- _GOAL_
Each entry should be quoted word for word, including every mark of punctuation.

## START WORKING DATA

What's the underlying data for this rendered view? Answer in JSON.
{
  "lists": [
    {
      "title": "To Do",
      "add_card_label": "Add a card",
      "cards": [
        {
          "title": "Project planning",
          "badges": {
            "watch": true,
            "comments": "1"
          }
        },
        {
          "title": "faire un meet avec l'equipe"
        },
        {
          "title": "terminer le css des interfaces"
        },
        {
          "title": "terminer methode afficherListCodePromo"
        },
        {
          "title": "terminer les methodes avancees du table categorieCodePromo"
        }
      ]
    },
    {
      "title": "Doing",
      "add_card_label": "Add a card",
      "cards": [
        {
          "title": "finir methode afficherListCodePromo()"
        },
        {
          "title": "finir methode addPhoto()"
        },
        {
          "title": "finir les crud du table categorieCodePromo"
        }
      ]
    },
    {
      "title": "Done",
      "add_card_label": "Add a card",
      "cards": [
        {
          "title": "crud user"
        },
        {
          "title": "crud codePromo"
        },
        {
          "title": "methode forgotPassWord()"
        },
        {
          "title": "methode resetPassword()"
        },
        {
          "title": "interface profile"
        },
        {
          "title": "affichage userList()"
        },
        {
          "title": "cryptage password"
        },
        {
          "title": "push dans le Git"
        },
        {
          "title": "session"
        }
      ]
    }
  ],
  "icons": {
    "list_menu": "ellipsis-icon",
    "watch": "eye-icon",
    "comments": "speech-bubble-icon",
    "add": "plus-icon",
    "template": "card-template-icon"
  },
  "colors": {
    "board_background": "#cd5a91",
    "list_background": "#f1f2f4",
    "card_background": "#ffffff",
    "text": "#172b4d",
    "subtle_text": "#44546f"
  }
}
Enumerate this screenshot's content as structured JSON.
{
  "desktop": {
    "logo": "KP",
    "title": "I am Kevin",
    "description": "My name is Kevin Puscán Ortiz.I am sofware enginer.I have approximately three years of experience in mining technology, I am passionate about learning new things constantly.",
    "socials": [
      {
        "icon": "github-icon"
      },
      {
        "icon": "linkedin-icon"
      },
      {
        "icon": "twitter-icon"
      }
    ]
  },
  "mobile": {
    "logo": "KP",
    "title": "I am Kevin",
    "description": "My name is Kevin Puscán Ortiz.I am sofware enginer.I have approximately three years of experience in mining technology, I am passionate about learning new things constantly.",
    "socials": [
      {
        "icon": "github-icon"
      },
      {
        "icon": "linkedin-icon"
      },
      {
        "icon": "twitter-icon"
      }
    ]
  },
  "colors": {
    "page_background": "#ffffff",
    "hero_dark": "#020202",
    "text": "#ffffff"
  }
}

## END WORKING DATA

- _REPLY TO THE TASK_
What's the underlying data for this rendered view? Answer in JSON.
{
  "lists": [
    {
      "title": "To Do",
      "add_card_label": "Add a card",
      "cards": [
        {
          "title": "Project planning",
          "badges": {
            "watch": true,
            "comments": "1"
          }
        },
        {
          "title": "faire un meet avec l'equipe"
        },
        {
          "title": "terminer le css des interfaces"
        },
        {
          "title": "terminer methode afficherListCodePromo"
        },
        {
          "title": "terminer les methodes avancees du table categorieCodePromo"
        }
      ]
    },
    {
      "title": "Doing",
      "add_card_label": "Add a card",
      "cards": [
        {
          "title": "finir methode afficherListCodePromo()"
        },
        {
          "title": "finir methode addPhoto()"
        },
        {
          "title": "finir les crud du table categorieCodePromo"
        }
      ]
    },
    {
      "title": "Done",
      "add_card_label": "Add a card",
      "cards": [
        {
          "title": "crud user"
        },
        {
          "title": "crud codePromo"
        },
        {
          "title": "methode forgotPassWord()"
        },
        {
          "title": "methode resetPassword()"
        },
        {
          "title": "interface profile"
        },
        {
          "title": "affichage userList()"
        },
        {
          "title": "cryptage password"
        },
        {
          "title": "push dans le Git"
        },
        {
          "title": "session"
        }
      ]
    }
  ],
  "icons": {
    "list_menu": "ellipsis-icon",
    "watch": "eye-icon",
    "comments": "speech-bubble-icon",
    "add": "plus-icon",
    "template": "card-template-icon"
  },
  "colors": {
    "board_background": "#cd5a91",
    "list_background": "#f1f2f4",
    "card_background": "#ffffff",
    "text": "#172b4d",
    "subtle_text": "#44546f"
  }
}
Enumerate this screenshot's content as structured JSON.
{
  "desktop": {
    "logo": "KP",
    "title": "I am Kevin",
    "description": "My name is Kevin Puscán Ortiz.I am sofware enginer.I have approximately three years of experience in mining technology, I am passionate about learning new things constantly.",
    "socials": [
      {
        "icon": "github-icon"
      },
      {
        "icon": "linkedin-icon"
      },
      {
        "icon": "twitter-icon"
      }
    ]
  },
  "mobile": {
    "logo": "KP",
    "title": "I am Kevin",
    "description": "My name is Kevin Puscán Ortiz.I am sofware enginer.I have approximately three years of experience in mining technology, I am passionate about learning new things constantly.",
    "socials": [
      {
        "icon": "github-icon"
      },
      {
        "icon": "linkedin-icon"
      },
      {
        "icon": "twitter-icon"
      }
    ]
  },
  "colors": {
    "page_background": "#ffffff",
    "hero_dark": "#020202",
    "text": "#ffffff"
  }
}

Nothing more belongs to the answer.